(begin)

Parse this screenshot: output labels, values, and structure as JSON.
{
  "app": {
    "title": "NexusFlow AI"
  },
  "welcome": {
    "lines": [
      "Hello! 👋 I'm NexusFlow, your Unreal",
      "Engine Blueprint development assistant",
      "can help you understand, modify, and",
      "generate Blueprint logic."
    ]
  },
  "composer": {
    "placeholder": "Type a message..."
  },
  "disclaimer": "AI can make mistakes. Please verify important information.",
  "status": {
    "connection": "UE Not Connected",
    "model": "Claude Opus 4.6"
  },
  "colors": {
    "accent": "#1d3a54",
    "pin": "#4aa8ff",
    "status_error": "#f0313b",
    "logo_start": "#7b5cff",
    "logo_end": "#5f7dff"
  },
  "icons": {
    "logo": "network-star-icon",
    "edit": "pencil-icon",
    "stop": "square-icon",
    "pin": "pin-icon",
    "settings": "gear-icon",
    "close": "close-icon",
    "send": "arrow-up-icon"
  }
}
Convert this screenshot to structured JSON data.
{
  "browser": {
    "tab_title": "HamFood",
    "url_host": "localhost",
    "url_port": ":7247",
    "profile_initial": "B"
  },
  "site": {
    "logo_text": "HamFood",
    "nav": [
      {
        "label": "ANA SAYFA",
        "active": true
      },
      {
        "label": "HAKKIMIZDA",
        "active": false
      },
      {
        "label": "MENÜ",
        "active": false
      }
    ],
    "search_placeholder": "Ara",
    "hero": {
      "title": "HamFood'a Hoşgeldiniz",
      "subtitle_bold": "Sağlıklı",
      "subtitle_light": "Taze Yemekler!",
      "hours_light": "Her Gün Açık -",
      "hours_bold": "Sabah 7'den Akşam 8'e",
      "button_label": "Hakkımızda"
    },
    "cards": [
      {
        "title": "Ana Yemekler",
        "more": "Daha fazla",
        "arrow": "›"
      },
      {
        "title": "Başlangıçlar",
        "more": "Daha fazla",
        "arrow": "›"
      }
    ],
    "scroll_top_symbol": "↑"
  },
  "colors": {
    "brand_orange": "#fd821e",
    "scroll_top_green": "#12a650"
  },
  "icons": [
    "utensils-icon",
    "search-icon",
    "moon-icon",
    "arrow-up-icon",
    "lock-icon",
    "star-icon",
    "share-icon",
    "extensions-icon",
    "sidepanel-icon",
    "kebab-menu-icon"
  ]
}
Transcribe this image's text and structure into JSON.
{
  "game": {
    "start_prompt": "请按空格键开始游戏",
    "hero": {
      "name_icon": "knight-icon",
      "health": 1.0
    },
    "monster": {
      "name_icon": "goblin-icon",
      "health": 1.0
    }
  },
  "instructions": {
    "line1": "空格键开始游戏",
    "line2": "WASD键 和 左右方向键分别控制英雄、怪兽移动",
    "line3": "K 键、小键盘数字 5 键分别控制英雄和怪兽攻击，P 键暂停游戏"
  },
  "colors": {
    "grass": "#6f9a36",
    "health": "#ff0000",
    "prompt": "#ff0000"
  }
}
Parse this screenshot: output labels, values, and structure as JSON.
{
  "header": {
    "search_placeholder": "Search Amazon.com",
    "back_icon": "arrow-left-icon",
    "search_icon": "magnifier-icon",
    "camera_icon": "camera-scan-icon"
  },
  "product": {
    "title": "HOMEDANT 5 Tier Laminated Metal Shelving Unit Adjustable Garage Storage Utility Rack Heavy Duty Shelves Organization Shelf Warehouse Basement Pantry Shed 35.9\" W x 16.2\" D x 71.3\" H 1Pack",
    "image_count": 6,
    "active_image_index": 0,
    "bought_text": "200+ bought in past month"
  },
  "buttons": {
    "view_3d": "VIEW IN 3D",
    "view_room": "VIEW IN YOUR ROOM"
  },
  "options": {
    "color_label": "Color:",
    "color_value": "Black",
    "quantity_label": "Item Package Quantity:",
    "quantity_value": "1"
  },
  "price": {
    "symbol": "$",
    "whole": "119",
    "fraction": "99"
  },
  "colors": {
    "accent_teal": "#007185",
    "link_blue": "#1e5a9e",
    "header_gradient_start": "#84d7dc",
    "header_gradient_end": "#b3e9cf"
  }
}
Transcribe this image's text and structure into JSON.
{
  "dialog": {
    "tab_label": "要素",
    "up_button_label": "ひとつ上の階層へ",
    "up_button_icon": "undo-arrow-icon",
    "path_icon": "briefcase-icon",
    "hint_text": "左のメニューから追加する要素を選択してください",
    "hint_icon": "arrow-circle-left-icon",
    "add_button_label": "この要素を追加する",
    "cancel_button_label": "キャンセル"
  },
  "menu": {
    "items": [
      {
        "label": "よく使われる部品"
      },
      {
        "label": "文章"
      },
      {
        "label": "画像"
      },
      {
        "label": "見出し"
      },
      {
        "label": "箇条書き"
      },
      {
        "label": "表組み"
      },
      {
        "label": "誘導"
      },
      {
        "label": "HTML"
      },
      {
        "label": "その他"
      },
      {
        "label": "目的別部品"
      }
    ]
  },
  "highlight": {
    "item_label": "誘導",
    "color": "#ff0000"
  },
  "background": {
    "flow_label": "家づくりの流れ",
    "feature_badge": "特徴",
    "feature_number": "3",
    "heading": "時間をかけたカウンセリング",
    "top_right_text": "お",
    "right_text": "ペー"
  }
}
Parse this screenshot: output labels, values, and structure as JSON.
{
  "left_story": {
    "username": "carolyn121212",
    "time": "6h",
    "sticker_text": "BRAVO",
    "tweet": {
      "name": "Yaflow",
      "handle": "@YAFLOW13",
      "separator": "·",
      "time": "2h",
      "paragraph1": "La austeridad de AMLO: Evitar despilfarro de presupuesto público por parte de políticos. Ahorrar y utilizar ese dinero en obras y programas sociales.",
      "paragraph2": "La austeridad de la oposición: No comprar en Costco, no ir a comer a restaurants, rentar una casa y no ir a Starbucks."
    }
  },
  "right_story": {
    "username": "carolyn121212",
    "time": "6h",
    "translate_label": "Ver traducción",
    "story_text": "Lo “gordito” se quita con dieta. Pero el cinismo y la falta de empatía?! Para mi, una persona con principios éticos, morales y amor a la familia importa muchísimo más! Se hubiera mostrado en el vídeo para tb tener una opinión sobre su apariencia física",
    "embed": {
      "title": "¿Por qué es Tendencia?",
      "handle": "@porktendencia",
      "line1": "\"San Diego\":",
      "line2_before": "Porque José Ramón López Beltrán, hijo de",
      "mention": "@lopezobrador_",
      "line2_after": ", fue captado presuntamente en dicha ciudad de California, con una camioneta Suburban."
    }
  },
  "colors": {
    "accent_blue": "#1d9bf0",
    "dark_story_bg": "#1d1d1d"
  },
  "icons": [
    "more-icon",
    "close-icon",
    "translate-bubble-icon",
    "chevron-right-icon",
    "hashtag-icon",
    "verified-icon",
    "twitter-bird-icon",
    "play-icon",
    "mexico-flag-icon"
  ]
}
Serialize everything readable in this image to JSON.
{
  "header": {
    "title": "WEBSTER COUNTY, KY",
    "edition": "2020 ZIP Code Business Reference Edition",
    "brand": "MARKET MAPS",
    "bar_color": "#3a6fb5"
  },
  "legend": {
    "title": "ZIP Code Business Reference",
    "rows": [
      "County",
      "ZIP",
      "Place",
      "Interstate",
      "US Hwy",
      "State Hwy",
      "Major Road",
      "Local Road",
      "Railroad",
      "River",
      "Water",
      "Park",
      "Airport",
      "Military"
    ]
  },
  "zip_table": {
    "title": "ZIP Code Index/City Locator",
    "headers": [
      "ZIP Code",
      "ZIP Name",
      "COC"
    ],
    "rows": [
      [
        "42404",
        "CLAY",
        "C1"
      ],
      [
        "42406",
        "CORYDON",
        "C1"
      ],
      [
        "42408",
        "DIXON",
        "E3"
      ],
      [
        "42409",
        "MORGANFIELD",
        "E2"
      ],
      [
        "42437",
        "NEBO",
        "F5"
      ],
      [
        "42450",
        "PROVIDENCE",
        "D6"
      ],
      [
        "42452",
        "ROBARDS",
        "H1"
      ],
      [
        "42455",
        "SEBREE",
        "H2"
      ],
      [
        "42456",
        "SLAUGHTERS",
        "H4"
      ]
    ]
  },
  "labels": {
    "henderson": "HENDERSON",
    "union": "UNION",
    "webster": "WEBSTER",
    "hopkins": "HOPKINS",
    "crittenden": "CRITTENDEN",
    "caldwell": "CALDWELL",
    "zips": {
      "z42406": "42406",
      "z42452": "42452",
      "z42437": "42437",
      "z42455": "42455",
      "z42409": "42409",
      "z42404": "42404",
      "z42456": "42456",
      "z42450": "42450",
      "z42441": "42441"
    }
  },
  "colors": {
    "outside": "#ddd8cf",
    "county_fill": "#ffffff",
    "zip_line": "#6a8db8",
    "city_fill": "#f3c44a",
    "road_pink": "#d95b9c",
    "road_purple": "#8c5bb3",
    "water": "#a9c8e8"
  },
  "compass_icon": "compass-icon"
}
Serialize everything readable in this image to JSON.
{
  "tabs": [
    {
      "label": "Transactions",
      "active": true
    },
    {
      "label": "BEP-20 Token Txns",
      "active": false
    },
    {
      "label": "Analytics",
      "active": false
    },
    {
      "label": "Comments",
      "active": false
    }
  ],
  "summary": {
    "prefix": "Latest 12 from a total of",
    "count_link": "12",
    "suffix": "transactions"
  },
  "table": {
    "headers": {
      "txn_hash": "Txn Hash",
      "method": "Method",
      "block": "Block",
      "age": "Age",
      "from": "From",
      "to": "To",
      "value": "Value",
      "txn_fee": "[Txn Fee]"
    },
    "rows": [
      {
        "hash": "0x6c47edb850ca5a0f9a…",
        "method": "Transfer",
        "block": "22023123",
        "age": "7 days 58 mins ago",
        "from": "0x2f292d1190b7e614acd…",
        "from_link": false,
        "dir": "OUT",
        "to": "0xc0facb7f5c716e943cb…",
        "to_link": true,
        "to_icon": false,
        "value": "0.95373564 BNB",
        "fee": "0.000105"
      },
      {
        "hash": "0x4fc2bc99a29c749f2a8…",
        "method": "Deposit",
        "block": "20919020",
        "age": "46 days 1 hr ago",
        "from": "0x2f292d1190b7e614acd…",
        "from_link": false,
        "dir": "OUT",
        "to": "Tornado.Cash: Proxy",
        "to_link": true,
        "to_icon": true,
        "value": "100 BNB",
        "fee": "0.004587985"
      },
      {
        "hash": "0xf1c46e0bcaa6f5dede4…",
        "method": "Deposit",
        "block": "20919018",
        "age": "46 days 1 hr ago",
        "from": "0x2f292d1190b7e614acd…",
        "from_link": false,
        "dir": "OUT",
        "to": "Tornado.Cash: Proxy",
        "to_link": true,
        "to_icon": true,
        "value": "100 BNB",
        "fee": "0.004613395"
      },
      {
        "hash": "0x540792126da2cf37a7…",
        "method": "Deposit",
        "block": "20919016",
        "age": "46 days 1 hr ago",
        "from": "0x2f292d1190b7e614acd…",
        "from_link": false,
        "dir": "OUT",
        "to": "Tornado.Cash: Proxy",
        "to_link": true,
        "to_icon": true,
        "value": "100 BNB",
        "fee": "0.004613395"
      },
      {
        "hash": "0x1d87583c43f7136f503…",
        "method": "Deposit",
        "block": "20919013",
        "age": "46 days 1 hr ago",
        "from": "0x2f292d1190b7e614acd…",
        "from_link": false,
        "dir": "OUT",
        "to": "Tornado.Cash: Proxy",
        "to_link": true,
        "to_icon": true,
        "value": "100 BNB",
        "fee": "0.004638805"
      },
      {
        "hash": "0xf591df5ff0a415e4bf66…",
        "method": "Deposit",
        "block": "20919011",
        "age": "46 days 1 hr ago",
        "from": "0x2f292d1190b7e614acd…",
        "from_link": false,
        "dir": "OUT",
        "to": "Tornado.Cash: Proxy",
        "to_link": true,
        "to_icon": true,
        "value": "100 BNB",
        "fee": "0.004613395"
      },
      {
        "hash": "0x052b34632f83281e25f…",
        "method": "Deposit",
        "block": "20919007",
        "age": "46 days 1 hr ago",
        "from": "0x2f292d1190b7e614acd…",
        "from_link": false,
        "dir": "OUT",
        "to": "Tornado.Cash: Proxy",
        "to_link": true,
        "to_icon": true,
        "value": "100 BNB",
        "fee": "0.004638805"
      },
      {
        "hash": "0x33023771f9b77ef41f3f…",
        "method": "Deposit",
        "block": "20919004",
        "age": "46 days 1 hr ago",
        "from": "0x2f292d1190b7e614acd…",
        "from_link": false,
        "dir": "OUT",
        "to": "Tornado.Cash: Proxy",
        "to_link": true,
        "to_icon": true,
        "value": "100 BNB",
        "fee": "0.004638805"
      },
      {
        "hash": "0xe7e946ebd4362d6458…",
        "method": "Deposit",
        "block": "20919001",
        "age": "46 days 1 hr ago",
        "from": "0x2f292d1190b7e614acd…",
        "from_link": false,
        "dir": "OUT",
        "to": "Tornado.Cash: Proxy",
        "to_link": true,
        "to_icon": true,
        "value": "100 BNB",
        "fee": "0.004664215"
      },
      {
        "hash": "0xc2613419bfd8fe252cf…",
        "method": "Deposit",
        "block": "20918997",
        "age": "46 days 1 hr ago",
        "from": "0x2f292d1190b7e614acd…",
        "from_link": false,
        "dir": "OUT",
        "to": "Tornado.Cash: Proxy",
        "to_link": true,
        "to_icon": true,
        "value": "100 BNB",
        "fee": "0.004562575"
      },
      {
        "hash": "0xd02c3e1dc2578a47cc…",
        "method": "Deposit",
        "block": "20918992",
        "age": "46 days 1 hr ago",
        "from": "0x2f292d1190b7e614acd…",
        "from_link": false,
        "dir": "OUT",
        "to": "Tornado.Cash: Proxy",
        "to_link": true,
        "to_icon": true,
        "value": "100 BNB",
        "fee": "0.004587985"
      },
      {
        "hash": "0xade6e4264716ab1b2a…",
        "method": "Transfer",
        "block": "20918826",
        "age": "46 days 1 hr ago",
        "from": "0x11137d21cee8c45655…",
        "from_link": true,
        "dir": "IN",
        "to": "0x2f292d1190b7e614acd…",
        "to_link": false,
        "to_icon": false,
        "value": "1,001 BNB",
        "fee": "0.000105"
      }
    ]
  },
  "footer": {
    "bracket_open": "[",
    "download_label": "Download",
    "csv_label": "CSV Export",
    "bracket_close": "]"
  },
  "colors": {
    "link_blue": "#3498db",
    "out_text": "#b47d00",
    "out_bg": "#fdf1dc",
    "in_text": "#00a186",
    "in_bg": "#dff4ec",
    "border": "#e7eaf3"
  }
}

(end)

### Stated exercise:
Find the word "HamFood" in the entries above and gather every line that holds it.

### Output below:
    "tab_title": "HamFood",
    "logo_text": "HamFood",
      "title": "HamFood'a Hoşgeldiniz",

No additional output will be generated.